#### [TEXTO FORNECIDO]
-- -- --
O médico particular de Jair Bolsonaro, Brasil Caiado, concedeu coletiva para detalhar o estado de saúde do ex-presidente após o episódio registrado na Superintendência da Polícia Federal, em Brasília. Segundo o profissional, Bolsonaro não relata dores no momento, mas apresenta apatia e tontura, o que mantém a necessidade de acompanhamento contínuo.
Durante avaliação recente, Caiado disse ter identificado discreta queda da pálpebra esquerda, enquanto a pressão arterial estava normalizada: “Ele não está com dor, mas está apático e com tontura”.
O atendimento inicial foi feito por um médico perito da própria Superintendência. Nessa primeira análise, foram listadas como preocupações principais uma lesão em um dos dedos e a suspeita de crise convulsiva.
De acordo com o relatório médico entregue ao Supremo Tribunal Federal nesta terça-feira (6), Bolsonaro sofreu traumatismo craniano após uma síncope noturna seguida de queda. O documento também menciona oscilação de memória, episódios compatíveis com crises convulsivas e uma lesão cortante na região temporal direita.
Na mesma decisão em que solicitou informações médicas detalhadas, o ministro Alexandre de Moraes avaliou que não há necessidade imediata de remoção de Bolsonaro para hospital externo. A avaliação considerou manifestação da Polícia Federal, segundo a qual, até o momento, não foi identificada urgência que justificasse transferência emergencial. O quadro, porém, segue em observação médica.
O relatório foi assinado por Brasil Ramos Caiado, médico responsável pelo acompanhamento particular do ex-presidente. No documento, o profissional descreve que a queda ocorreu durante a madrugada, após episódio de perda de consciência. Os sintomas relatados incluem tontura, apatia, perda transitória de memória e sinais compatíveis com possível atividade convulsiva, além do traumatismo craniano constatado.
Michelle Bolsonaro relatou o ocorrido em rede social. Segundo ela, o ex-presidente caiu dentro do quarto onde estava custodiado, bateu a cabeça em um móvel e só recebeu atendimento posteriormente, quando agentes chegaram para informá-la sobre o horário de visita. A ex-primeira-dama afirmou que ele “teve uma crise, caiu e bateu a cabeça no móvel” e repetiu que o atendimento aconteceu mais tarde.
O quadro clínico segue sob monitoramento médico, com indicação de observação constante. A defesa de Jair Bolsonaro anexou os documentos médicos ao processo no STF e reiterou pedido para realização de exames complementares. Os profissionais ainda avaliam a evolução do traumatismo craniano e dos sintomas relatados após o episódio ocorrido na madrugada desta terça-feira (6).
-- -- --
#### [AÇÕES A REALIZAR]
• a. Responda com base no texto sobre a saúde de Bolsonaro:
(i) Quais foram as duas preocupações principais listadas pelo médico perito da Superintendência?
(ii) Em que dia o relatório médico foi entregue ao Supremo Tribunal Federal?
(iii) Segundo Michelle Bolsonaro, em que o ex-presidente bateu a cabeça?
• b. Redigite o trecho do texto sobre a saúde de Bolsonaro que começa em "Michelle Bolsonaro relatou" e termina em "aconteceu mais tarde.".

#### [DADOS]
-- -- --
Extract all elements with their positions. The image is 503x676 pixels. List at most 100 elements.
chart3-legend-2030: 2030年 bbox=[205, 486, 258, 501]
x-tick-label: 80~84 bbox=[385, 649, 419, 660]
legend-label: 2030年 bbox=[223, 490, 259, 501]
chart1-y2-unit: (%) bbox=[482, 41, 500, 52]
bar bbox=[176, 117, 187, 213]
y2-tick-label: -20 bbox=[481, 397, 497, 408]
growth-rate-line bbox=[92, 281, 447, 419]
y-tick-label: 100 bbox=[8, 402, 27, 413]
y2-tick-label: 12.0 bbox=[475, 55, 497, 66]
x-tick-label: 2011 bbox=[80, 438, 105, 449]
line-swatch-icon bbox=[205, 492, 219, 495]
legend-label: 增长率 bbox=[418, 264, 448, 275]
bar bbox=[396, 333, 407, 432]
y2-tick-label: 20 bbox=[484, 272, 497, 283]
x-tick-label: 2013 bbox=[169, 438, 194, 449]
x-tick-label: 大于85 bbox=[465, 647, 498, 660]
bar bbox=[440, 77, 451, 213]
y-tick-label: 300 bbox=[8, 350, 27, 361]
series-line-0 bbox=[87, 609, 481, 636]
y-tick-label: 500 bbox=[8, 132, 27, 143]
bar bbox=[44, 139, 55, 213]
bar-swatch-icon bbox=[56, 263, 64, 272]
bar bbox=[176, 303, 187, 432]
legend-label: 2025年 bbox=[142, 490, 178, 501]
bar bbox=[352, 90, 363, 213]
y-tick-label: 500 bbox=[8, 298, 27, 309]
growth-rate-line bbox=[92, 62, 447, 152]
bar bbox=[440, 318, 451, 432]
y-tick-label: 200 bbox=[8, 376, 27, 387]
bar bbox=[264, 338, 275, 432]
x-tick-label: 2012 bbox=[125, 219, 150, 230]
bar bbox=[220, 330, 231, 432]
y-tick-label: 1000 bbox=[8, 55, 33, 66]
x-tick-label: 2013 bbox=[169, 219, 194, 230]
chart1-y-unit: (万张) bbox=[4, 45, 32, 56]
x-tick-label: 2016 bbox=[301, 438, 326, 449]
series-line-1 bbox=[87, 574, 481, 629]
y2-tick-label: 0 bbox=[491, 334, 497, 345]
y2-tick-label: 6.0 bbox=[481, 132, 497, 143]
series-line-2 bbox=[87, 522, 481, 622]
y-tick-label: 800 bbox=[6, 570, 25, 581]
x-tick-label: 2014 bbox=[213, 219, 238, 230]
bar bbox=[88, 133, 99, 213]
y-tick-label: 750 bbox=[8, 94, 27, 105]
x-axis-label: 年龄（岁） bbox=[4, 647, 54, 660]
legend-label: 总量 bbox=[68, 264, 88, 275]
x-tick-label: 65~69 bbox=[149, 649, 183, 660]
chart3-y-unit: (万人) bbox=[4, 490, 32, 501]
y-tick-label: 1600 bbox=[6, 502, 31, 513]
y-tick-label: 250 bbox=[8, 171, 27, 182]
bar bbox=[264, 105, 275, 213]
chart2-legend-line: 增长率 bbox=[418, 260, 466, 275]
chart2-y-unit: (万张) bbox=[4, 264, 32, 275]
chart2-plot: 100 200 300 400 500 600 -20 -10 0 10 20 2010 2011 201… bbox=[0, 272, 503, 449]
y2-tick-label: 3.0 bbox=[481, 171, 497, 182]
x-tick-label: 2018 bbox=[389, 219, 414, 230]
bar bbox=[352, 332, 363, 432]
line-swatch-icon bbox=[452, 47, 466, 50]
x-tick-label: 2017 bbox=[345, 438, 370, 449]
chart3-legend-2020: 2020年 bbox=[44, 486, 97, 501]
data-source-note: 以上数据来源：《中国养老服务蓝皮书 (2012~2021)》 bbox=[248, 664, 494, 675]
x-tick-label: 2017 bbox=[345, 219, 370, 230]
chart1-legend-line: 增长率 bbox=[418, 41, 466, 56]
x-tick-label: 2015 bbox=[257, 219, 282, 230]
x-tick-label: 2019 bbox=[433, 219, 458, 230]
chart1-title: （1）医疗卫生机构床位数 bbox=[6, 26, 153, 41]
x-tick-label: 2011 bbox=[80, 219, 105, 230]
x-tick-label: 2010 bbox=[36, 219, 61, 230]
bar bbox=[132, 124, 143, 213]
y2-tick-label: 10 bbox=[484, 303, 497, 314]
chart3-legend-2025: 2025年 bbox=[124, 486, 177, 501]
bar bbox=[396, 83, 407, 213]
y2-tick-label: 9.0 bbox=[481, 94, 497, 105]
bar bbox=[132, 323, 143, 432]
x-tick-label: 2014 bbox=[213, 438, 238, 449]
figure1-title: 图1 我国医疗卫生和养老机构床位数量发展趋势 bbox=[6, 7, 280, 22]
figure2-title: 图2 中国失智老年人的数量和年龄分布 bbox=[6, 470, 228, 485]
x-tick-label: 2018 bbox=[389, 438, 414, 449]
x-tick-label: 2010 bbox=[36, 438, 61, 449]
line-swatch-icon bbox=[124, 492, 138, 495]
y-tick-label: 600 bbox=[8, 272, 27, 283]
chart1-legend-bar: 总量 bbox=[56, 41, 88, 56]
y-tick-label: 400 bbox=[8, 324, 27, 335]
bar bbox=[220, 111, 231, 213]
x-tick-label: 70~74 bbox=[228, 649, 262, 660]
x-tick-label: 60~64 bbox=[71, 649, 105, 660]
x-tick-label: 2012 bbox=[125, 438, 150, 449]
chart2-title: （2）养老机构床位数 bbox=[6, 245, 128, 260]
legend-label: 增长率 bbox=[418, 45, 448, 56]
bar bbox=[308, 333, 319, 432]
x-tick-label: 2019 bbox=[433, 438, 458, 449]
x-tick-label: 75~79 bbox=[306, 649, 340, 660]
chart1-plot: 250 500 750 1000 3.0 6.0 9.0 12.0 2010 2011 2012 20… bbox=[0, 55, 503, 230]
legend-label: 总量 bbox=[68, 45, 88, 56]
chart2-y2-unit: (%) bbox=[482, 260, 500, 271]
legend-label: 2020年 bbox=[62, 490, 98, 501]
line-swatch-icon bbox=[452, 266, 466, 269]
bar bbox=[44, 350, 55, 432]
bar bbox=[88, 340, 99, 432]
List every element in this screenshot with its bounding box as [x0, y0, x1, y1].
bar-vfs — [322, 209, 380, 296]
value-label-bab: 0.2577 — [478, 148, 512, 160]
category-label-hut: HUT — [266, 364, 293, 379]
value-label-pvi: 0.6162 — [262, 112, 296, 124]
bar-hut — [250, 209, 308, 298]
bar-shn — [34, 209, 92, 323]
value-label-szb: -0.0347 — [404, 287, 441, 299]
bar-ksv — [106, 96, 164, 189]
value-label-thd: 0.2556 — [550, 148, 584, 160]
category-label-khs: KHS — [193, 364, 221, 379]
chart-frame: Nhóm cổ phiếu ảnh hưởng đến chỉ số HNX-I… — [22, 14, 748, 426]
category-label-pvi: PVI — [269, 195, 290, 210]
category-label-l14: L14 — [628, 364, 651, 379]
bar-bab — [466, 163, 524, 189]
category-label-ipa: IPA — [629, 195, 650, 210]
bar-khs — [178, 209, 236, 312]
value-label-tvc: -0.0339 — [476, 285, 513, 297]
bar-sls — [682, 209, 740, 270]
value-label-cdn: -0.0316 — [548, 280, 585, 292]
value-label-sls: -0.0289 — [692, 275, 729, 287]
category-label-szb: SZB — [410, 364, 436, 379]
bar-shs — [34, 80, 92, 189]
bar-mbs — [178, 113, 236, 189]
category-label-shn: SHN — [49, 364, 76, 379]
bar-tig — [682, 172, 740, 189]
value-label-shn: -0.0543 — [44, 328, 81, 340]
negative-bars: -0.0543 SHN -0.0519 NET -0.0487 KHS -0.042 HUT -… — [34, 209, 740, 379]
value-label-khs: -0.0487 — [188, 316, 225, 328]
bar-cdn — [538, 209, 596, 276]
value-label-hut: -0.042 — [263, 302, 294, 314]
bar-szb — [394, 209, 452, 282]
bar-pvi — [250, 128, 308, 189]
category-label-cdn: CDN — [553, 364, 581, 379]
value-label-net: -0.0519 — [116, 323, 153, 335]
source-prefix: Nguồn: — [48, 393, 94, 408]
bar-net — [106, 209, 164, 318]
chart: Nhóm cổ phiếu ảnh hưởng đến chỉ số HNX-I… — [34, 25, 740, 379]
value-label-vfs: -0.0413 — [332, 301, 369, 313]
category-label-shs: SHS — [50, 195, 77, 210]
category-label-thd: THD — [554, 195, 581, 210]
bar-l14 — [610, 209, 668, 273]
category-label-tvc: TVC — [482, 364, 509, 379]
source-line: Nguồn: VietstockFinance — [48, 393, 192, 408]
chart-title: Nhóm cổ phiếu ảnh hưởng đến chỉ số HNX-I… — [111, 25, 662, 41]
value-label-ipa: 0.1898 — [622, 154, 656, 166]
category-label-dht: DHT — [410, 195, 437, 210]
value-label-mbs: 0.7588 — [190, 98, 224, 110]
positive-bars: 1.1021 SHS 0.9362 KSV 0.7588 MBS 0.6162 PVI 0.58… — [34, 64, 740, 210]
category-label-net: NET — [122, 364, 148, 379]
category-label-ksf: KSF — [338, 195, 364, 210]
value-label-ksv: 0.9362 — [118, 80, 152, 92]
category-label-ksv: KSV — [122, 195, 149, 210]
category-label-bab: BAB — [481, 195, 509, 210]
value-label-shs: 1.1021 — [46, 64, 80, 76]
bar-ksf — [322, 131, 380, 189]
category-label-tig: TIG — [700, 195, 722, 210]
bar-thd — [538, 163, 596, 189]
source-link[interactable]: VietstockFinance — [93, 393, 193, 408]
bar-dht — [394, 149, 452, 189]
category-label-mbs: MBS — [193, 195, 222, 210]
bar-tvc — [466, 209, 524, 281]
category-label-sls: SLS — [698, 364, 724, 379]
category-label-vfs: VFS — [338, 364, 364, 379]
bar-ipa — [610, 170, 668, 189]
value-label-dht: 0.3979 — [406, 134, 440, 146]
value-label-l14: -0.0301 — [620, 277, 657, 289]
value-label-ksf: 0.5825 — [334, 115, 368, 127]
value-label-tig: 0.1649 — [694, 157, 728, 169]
-- -- --
#### [SOLUÇÕES DAS TAREFAS]
• a.
(i) Uma lesão em um dos dedos e a suspeita de crise convulsiva.
(ii) Na terça-feira (6).
(iii) Em um móvel.

• b.
Michelle Bolsonaro relatou o ocorrido em rede social. Segundo ela, o ex-presidente caiu dentro do quarto onde estava custodiado, bateu a cabeça em um móvel e só recebeu atendimento posteriormente, quando agentes chegaram para informá-la sobre o horário de visita. A ex-primeira-dama afirmou que ele “teve uma crise, caiu e bateu a cabeça no móvel” e repetiu que o atendimento aconteceu mais tarde.